=== DATASET EXCERPTS ===
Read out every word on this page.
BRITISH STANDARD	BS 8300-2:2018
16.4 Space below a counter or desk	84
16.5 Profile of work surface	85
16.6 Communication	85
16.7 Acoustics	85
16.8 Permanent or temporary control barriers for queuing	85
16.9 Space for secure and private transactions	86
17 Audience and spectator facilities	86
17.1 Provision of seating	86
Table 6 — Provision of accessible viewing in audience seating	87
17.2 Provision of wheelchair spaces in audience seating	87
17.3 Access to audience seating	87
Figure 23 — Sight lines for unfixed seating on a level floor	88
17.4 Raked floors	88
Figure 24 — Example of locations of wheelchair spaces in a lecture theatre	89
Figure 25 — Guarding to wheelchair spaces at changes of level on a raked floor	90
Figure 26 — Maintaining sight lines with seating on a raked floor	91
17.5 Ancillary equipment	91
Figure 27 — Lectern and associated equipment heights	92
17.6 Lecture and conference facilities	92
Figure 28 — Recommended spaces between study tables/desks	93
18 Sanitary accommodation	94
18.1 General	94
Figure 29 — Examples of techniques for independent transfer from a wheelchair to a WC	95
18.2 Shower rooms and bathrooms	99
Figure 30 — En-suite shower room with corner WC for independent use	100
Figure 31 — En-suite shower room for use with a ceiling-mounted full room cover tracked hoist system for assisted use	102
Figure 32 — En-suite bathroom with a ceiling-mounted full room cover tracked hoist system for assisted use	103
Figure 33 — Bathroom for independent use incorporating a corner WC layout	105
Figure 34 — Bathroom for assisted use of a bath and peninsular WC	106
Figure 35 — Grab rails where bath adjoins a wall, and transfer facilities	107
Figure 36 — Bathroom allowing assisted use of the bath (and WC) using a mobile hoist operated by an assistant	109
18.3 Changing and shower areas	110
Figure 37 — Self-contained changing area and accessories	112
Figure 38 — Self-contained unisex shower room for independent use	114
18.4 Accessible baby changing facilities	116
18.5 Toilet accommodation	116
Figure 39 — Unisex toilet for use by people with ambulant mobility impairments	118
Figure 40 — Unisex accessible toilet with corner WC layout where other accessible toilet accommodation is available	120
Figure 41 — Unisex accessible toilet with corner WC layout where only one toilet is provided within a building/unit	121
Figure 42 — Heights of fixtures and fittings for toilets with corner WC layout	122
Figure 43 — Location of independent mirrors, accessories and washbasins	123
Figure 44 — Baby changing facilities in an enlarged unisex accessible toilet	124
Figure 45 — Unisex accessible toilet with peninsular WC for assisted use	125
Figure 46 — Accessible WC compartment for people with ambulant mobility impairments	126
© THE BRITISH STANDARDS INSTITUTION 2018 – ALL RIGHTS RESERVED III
===
TASK STATEMENT
All entries must be repeated verbatim.

ANSWER TO THE EXERCISE
Read out every word on this page.
BRITISH STANDARD	BS 8300-2:2018
16.4 Space below a counter or desk	84
16.5 Profile of work surface	85
16.6 Communication	85
16.7 Acoustics	85
16.8 Permanent or temporary control barriers for queuing	85
16.9 Space for secure and private transactions	86
17 Audience and spectator facilities	86
17.1 Provision of seating	86
Table 6 — Provision of accessible viewing in audience seating	87
17.2 Provision of wheelchair spaces in audience seating	87
17.3 Access to audience seating	87
Figure 23 — Sight lines for unfixed seating on a level floor	88
17.4 Raked floors	88
Figure 24 — Example of locations of wheelchair spaces in a lecture theatre	89
Figure 25 — Guarding to wheelchair spaces at changes of level on a raked floor	90
Figure 26 — Maintaining sight lines with seating on a raked floor	91
17.5 Ancillary equipment	91
Figure 27 — Lectern and associated equipment heights	92
17.6 Lecture and conference facilities	92
Figure 28 — Recommended spaces between study tables/desks	93
18 Sanitary accommodation	94
18.1 General	94
Figure 29 — Examples of techniques for independent transfer from a wheelchair to a WC	95
18.2 Shower rooms and bathrooms	99
Figure 30 — En-suite shower room with corner WC for independent use	100
Figure 31 — En-suite shower room for use with a ceiling-mounted full room cover tracked hoist system for assisted use	102
Figure 32 — En-suite bathroom with a ceiling-mounted full room cover tracked hoist system for assisted use	103
Figure 33 — Bathroom for independent use incorporating a corner WC layout	105
Figure 34 — Bathroom for assisted use of a bath and peninsular WC	106
Figure 35 — Grab rails where bath adjoins a wall, and transfer facilities	107
Figure 36 — Bathroom allowing assisted use of the bath (and WC) using a mobile hoist operated by an assistant	109
18.3 Changing and shower areas	110
Figure 37 — Self-contained changing area and accessories	112
Figure 38 — Self-contained unisex shower room for independent use	114
18.4 Accessible baby changing facilities	116
18.5 Toilet accommodation	116
Figure 39 — Unisex toilet for use by people with ambulant mobility impairments	118
Figure 40 — Unisex accessible toilet with corner WC layout where other accessible toilet accommodation is available	120
Figure 41 — Unisex accessible toilet with corner WC layout where only one toilet is provided within a building/unit	121
Figure 42 — Heights of fixtures and fittings for toilets with corner WC layout	122
Figure 43 — Location of independent mirrors, accessories and washbasins	123
Figure 44 — Baby changing facilities in an enlarged unisex accessible toilet	124
Figure 45 — Unisex accessible toilet with peninsular WC for assisted use	125
Figure 46 — Accessible WC compartment for people with ambulant mobility impairments	126
© THE BRITISH STANDARDS INSTITUTION 2018 – ALL RIGHTS RESERVED III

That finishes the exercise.